*Given instruction*
Copy every entry precisely.

*** Supplied entries ***

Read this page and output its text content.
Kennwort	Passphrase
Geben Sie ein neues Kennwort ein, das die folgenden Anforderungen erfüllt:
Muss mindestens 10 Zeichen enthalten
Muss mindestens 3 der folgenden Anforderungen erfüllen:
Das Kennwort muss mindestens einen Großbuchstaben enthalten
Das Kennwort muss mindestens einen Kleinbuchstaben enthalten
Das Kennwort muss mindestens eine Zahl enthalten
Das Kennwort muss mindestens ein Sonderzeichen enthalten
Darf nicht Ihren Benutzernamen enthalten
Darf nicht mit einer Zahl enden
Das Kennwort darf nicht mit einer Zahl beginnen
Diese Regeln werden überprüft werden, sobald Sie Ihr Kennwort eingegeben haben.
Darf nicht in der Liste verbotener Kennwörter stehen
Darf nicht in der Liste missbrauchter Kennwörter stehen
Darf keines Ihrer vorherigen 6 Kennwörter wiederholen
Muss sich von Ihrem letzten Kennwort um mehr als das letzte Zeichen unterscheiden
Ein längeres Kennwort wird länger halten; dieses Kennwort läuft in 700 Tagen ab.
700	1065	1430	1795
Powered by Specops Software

***

*Answer to this task*
Read this page and output its text content.
Kennwort	Passphrase
Geben Sie ein neues Kennwort ein, das die folgenden Anforderungen erfüllt:
Muss mindestens 10 Zeichen enthalten
Muss mindestens 3 der folgenden Anforderungen erfüllen:
Das Kennwort muss mindestens einen Großbuchstaben enthalten
Das Kennwort muss mindestens einen Kleinbuchstaben enthalten
Das Kennwort muss mindestens eine Zahl enthalten
Das Kennwort muss mindestens ein Sonderzeichen enthalten
Darf nicht Ihren Benutzernamen enthalten
Darf nicht mit einer Zahl enden
Das Kennwort darf nicht mit einer Zahl beginnen
Diese Regeln werden überprüft werden, sobald Sie Ihr Kennwort eingegeben haben.
Darf nicht in der Liste verbotener Kennwörter stehen
Darf nicht in der Liste missbrauchter Kennwörter stehen
Darf keines Ihrer vorherigen 6 Kennwörter wiederholen
Muss sich von Ihrem letzten Kennwort um mehr als das letzte Zeichen unterscheiden
Ein längeres Kennwort wird länger halten; dieses Kennwort läuft in 700 Tagen ab.
700	1065	1430	1795
Powered by Specops Software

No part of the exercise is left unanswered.